[Stored data entries]
____________

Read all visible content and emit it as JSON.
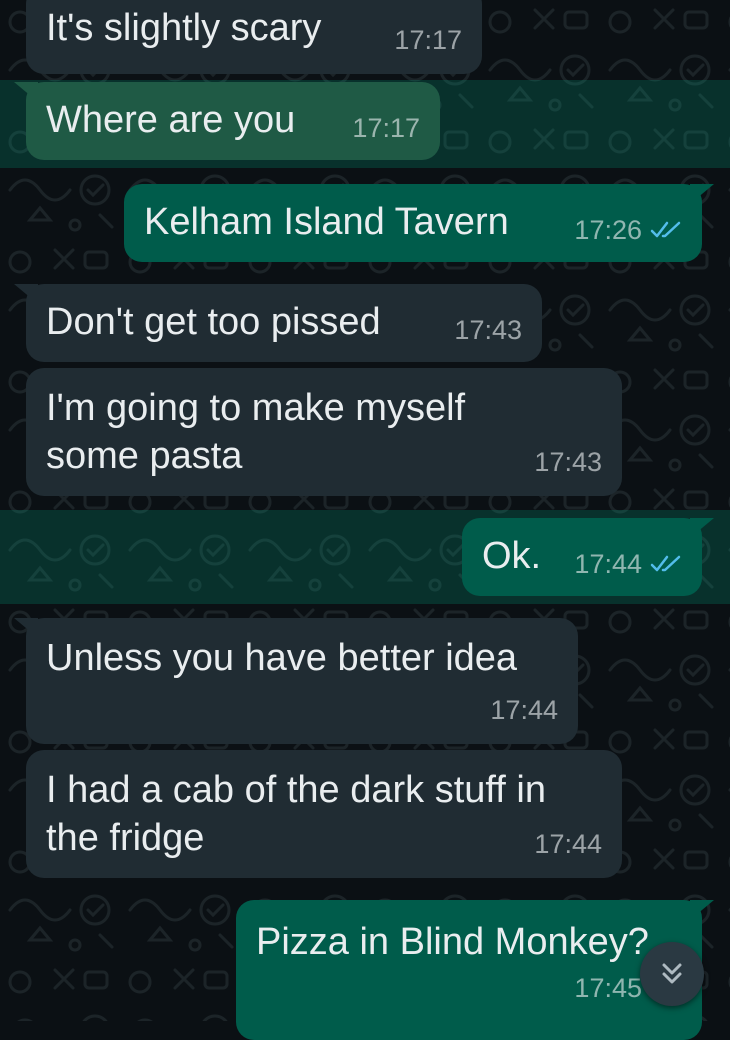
{
  "messages": [
    {
      "direction": "incoming",
      "text": "It's slightly scary",
      "time": "17:17",
      "highlighted": false
    },
    {
      "direction": "incoming",
      "text": "Where are you",
      "time": "17:17",
      "highlighted": true
    },
    {
      "direction": "outgoing",
      "text": "Kelham Island Tavern",
      "time": "17:26",
      "status": "read"
    },
    {
      "direction": "incoming",
      "text": "Don't get too pissed",
      "time": "17:43",
      "highlighted": false
    },
    {
      "direction": "incoming",
      "text": "I'm going to make myself\nsome pasta",
      "time": "17:43",
      "highlighted": false
    },
    {
      "direction": "outgoing",
      "text": "Ok.",
      "time": "17:44",
      "status": "read",
      "highlighted": true
    },
    {
      "direction": "incoming",
      "text": "Unless you have better idea",
      "time": "17:44",
      "highlighted": false
    },
    {
      "direction": "incoming",
      "text": "I had a cab of the dark stuff in\nthe fridge",
      "time": "17:44",
      "highlighted": false
    },
    {
      "direction": "outgoing",
      "text": "Pizza in Blind Monkey?",
      "time": "17:45",
      "status": "read"
    }
  ],
  "scroll_button": {
    "icon": "chevron-double-down-icon"
  },
  "colors": {
    "background": "#0b1014",
    "incoming_bubble": "#202c33",
    "outgoing_bubble": "#005c4b",
    "highlight_band": "#00a884",
    "read_tick": "#53bdeb",
    "timestamp": "#9aa4a9"
  }
}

____________

▶ [Description of the task]
Give every line above again exactly, with no pictures.

▶ [Output for this task]
Read all visible content and emit it as JSON.
{
  "messages": [
    {
      "direction": "incoming",
      "text": "It's slightly scary",
      "time": "17:17",
      "highlighted": false
    },
    {
      "direction": "incoming",
      "text": "Where are you",
      "time": "17:17",
      "highlighted": true
    },
    {
      "direction": "outgoing",
      "text": "Kelham Island Tavern",
      "time": "17:26",
      "status": "read"
    },
    {
      "direction": "incoming",
      "text": "Don't get too pissed",
      "time": "17:43",
      "highlighted": false
    },
    {
      "direction": "incoming",
      "text": "I'm going to make myself\nsome pasta",
      "time": "17:43",
      "highlighted": false
    },
    {
      "direction": "outgoing",
      "text": "Ok.",
      "time": "17:44",
      "status": "read",
      "highlighted": true
    },
    {
      "direction": "incoming",
      "text": "Unless you have better idea",
      "time": "17:44",
      "highlighted": false
    },
    {
      "direction": "incoming",
      "text": "I had a cab of the dark stuff in\nthe fridge",
      "time": "17:44",
      "highlighted": false
    },
    {
      "direction": "outgoing",
      "text": "Pizza in Blind Monkey?",
      "time": "17:45",
      "status": "read"
    }
  ],
  "scroll_button": {
    "icon": "chevron-double-down-icon"
  },
  "colors": {
    "background": "#0b1014",
    "incoming_bubble": "#202c33",
    "outgoing_bubble": "#005c4b",
    "highlight_band": "#00a884",
    "read_tick": "#53bdeb",
    "timestamp": "#9aa4a9"
  }
}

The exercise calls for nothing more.